Transcribe the data that follows precisely, omitting nothing.

— begin Given entries —

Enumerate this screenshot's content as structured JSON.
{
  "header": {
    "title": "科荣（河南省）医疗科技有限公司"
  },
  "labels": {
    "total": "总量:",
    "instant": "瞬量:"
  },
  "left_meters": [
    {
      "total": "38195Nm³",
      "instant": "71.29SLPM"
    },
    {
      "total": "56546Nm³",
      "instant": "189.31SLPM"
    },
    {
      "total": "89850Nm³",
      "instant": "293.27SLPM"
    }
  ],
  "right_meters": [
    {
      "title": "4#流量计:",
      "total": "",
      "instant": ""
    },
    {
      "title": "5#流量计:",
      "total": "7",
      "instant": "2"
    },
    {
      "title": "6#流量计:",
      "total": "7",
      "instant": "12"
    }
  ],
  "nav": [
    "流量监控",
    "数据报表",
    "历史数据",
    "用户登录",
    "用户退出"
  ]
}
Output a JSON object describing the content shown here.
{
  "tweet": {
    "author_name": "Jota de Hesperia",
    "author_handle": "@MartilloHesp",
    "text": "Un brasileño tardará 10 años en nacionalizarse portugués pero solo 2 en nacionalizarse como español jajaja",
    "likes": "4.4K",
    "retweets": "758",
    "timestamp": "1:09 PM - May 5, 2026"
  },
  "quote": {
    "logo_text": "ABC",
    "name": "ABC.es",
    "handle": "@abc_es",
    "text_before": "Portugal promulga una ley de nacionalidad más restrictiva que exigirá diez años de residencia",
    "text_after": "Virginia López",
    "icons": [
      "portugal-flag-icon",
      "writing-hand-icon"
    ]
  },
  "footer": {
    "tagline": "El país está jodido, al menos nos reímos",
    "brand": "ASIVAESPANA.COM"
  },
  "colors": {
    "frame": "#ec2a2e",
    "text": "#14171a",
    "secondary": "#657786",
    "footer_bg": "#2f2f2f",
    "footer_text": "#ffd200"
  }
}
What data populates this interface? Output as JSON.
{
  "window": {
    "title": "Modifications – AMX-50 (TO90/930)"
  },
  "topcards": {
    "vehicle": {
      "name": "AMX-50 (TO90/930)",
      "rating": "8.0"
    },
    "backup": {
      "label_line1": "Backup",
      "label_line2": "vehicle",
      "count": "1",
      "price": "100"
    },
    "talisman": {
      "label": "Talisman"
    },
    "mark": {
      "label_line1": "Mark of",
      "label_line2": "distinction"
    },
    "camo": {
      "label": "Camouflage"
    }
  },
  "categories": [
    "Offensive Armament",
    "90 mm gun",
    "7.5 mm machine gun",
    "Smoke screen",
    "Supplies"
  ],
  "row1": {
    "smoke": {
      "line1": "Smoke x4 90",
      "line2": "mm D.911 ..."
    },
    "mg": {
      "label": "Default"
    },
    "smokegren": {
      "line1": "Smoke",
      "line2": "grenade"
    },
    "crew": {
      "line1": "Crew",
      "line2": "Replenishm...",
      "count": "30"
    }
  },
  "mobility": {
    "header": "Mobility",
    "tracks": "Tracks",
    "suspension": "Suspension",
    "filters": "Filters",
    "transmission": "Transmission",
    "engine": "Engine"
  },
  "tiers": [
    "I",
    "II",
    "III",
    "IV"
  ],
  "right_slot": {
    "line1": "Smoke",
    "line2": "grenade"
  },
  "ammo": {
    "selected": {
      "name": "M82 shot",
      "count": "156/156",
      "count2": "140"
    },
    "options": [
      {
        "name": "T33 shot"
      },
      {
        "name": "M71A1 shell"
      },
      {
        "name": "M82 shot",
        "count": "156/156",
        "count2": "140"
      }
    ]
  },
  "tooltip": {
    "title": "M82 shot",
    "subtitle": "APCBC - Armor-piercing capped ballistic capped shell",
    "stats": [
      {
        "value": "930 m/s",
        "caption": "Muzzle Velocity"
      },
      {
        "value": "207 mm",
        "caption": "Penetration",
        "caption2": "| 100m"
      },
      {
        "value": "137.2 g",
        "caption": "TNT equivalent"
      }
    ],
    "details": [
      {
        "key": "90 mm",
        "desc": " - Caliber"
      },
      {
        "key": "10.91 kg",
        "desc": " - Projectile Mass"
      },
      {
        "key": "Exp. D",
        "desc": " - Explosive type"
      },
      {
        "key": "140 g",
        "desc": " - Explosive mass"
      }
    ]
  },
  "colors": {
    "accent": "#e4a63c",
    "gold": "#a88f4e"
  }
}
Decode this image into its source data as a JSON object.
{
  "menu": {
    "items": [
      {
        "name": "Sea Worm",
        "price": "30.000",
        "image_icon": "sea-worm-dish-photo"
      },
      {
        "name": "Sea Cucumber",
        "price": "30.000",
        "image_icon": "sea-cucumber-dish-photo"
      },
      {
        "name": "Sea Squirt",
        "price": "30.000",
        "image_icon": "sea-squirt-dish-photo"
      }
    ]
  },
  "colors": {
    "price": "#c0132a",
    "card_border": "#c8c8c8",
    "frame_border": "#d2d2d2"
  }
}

— end Given entries —

> _Written answer_
Enumerate this screenshot's content as structured JSON.
{
  "header": {
    "title": "科荣（河南省）医疗科技有限公司"
  },
  "labels": {
    "total": "总量:",
    "instant": "瞬量:"
  },
  "left_meters": [
    {
      "total": "38195Nm³",
      "instant": "71.29SLPM"
    },
    {
      "total": "56546Nm³",
      "instant": "189.31SLPM"
    },
    {
      "total": "89850Nm³",
      "instant": "293.27SLPM"
    }
  ],
  "right_meters": [
    {
      "title": "4#流量计:",
      "total": "",
      "instant": ""
    },
    {
      "title": "5#流量计:",
      "total": "7",
      "instant": "2"
    },
    {
      "title": "6#流量计:",
      "total": "7",
      "instant": "12"
    }
  ],
  "nav": [
    "流量监控",
    "数据报表",
    "历史数据",
    "用户登录",
    "用户退出"
  ]
}
Output a JSON object describing the content shown here.
{
  "tweet": {
    "author_name": "Jota de Hesperia",
    "author_handle": "@MartilloHesp",
    "text": "Un brasileño tardará 10 años en nacionalizarse portugués pero solo 2 en nacionalizarse como español jajaja",
    "likes": "4.4K",
    "retweets": "758",
    "timestamp": "1:09 PM - May 5, 2026"
  },
  "quote": {
    "logo_text": "ABC",
    "name": "ABC.es",
    "handle": "@abc_es",
    "text_before": "Portugal promulga una ley de nacionalidad más restrictiva que exigirá diez años de residencia",
    "text_after": "Virginia López",
    "icons": [
      "portugal-flag-icon",
      "writing-hand-icon"
    ]
  },
  "footer": {
    "tagline": "El país está jodido, al menos nos reímos",
    "brand": "ASIVAESPANA.COM"
  },
  "colors": {
    "frame": "#ec2a2e",
    "text": "#14171a",
    "secondary": "#657786",
    "footer_bg": "#2f2f2f",
    "footer_text": "#ffd200"
  }
}
What data populates this interface? Output as JSON.
{
  "window": {
    "title": "Modifications – AMX-50 (TO90/930)"
  },
  "topcards": {
    "vehicle": {
      "name": "AMX-50 (TO90/930)",
      "rating": "8.0"
    },
    "backup": {
      "label_line1": "Backup",
      "label_line2": "vehicle",
      "count": "1",
      "price": "100"
    },
    "talisman": {
      "label": "Talisman"
    },
    "mark": {
      "label_line1": "Mark of",
      "label_line2": "distinction"
    },
    "camo": {
      "label": "Camouflage"
    }
  },
  "categories": [
    "Offensive Armament",
    "90 mm gun",
    "7.5 mm machine gun",
    "Smoke screen",
    "Supplies"
  ],
  "row1": {
    "smoke": {
      "line1": "Smoke x4 90",
      "line2": "mm D.911 ..."
    },
    "mg": {
      "label": "Default"
    },
    "smokegren": {
      "line1": "Smoke",
      "line2": "grenade"
    },
    "crew": {
      "line1": "Crew",
      "line2": "Replenishm...",
      "count": "30"
    }
  },
  "mobility": {
    "header": "Mobility",
    "tracks": "Tracks",
    "suspension": "Suspension",
    "filters": "Filters",
    "transmission": "Transmission",
    "engine": "Engine"
  },
  "tiers": [
    "I",
    "II",
    "III",
    "IV"
  ],
  "right_slot": {
    "line1": "Smoke",
    "line2": "grenade"
  },
  "ammo": {
    "selected": {
      "name": "M82 shot",
      "count": "156/156",
      "count2": "140"
    },
    "options": [
      {
        "name": "T33 shot"
      },
      {
        "name": "M71A1 shell"
      },
      {
        "name": "M82 shot",
        "count": "156/156",
        "count2": "140"
      }
    ]
  },
  "tooltip": {
    "title": "M82 shot",
    "subtitle": "APCBC - Armor-piercing capped ballistic capped shell",
    "stats": [
      {
        "value": "930 m/s",
        "caption": "Muzzle Velocity"
      },
      {
        "value": "207 mm",
        "caption": "Penetration",
        "caption2": "| 100m"
      },
      {
        "value": "137.2 g",
        "caption": "TNT equivalent"
      }
    ],
    "details": [
      {
        "key": "90 mm",
        "desc": " - Caliber"
      },
      {
        "key": "10.91 kg",
        "desc": " - Projectile Mass"
      },
      {
        "key": "Exp. D",
        "desc": " - Explosive type"
      },
      {
        "key": "140 g",
        "desc": " - Explosive mass"
      }
    ]
  },
  "colors": {
    "accent": "#e4a63c",
    "gold": "#a88f4e"
  }
}
Decode this image into its source data as a JSON object.
{
  "menu": {
    "items": [
      {
        "name": "Sea Worm",
        "price": "30.000",
        "image_icon": "sea-worm-dish-photo"
      },
      {
        "name": "Sea Cucumber",
        "price": "30.000",
        "image_icon": "sea-cucumber-dish-photo"
      },
      {
        "name": "Sea Squirt",
        "price": "30.000",
        "image_icon": "sea-squirt-dish-photo"
      }
    ]
  },
  "colors": {
    "price": "#c0132a",
    "card_border": "#c8c8c8",
    "frame_border": "#d2d2d2"
  }
}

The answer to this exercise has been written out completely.